── Source data ──

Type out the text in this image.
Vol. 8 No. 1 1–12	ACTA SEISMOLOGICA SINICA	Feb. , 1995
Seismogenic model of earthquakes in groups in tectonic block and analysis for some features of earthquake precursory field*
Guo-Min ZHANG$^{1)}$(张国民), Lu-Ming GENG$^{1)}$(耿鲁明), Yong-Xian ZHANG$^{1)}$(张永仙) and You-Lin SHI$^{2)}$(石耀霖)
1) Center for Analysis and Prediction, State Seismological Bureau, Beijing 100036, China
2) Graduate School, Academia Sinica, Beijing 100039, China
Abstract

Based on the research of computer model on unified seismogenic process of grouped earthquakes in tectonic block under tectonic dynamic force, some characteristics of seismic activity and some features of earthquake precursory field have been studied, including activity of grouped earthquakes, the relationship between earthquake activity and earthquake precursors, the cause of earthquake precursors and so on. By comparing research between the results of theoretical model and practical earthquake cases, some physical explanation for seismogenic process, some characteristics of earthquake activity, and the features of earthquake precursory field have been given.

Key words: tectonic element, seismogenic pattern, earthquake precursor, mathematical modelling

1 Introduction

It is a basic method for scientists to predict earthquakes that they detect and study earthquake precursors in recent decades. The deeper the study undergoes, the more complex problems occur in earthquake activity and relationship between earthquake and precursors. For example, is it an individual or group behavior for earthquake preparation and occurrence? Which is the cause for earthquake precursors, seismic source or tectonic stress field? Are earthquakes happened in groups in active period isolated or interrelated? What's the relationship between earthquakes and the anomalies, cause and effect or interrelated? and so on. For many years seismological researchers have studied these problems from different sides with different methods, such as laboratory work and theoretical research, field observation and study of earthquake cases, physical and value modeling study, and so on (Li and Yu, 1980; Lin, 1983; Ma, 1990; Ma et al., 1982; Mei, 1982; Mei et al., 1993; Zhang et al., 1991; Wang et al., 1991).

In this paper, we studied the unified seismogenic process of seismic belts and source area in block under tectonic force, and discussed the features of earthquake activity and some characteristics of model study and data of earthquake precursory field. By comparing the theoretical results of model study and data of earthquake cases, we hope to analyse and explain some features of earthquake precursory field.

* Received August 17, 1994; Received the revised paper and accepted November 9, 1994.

───

Work to be completed
Reproduce the data in its entirety, matching each character.

Written solution
Type out the text in this image.
Vol. 8 No. 1 1–12	ACTA SEISMOLOGICA SINICA	Feb. , 1995
Seismogenic model of earthquakes in groups in tectonic block and analysis for some features of earthquake precursory field*
Guo-Min ZHANG$^{1)}$(张国民), Lu-Ming GENG$^{1)}$(耿鲁明), Yong-Xian ZHANG$^{1)}$(张永仙) and You-Lin SHI$^{2)}$(石耀霖)
1) Center for Analysis and Prediction, State Seismological Bureau, Beijing 100036, China
2) Graduate School, Academia Sinica, Beijing 100039, China
Abstract

Based on the research of computer model on unified seismogenic process of grouped earthquakes in tectonic block under tectonic dynamic force, some characteristics of seismic activity and some features of earthquake precursory field have been studied, including activity of grouped earthquakes, the relationship between earthquake activity and earthquake precursors, the cause of earthquake precursors and so on. By comparing research between the results of theoretical model and practical earthquake cases, some physical explanation for seismogenic process, some characteristics of earthquake activity, and the features of earthquake precursory field have been given.

Key words: tectonic element, seismogenic pattern, earthquake precursor, mathematical modelling

1 Introduction

It is a basic method for scientists to predict earthquakes that they detect and study earthquake precursors in recent decades. The deeper the study undergoes, the more complex problems occur in earthquake activity and relationship between earthquake and precursors. For example, is it an individual or group behavior for earthquake preparation and occurrence? Which is the cause for earthquake precursors, seismic source or tectonic stress field? Are earthquakes happened in groups in active period isolated or interrelated? What's the relationship between earthquakes and the anomalies, cause and effect or interrelated? and so on. For many years seismological researchers have studied these problems from different sides with different methods, such as laboratory work and theoretical research, field observation and study of earthquake cases, physical and value modeling study, and so on (Li and Yu, 1980; Lin, 1983; Ma, 1990; Ma et al., 1982; Mei, 1982; Mei et al., 1993; Zhang et al., 1991; Wang et al., 1991).

In this paper, we studied the unified seismogenic process of seismic belts and source area in block under tectonic force, and discussed the features of earthquake activity and some characteristics of model study and data of earthquake precursory field. By comparing the theoretical results of model study and data of earthquake cases, we hope to analyse and explain some features of earthquake precursory field.

* Received August 17, 1994; Received the revised paper and accepted November 9, 1994.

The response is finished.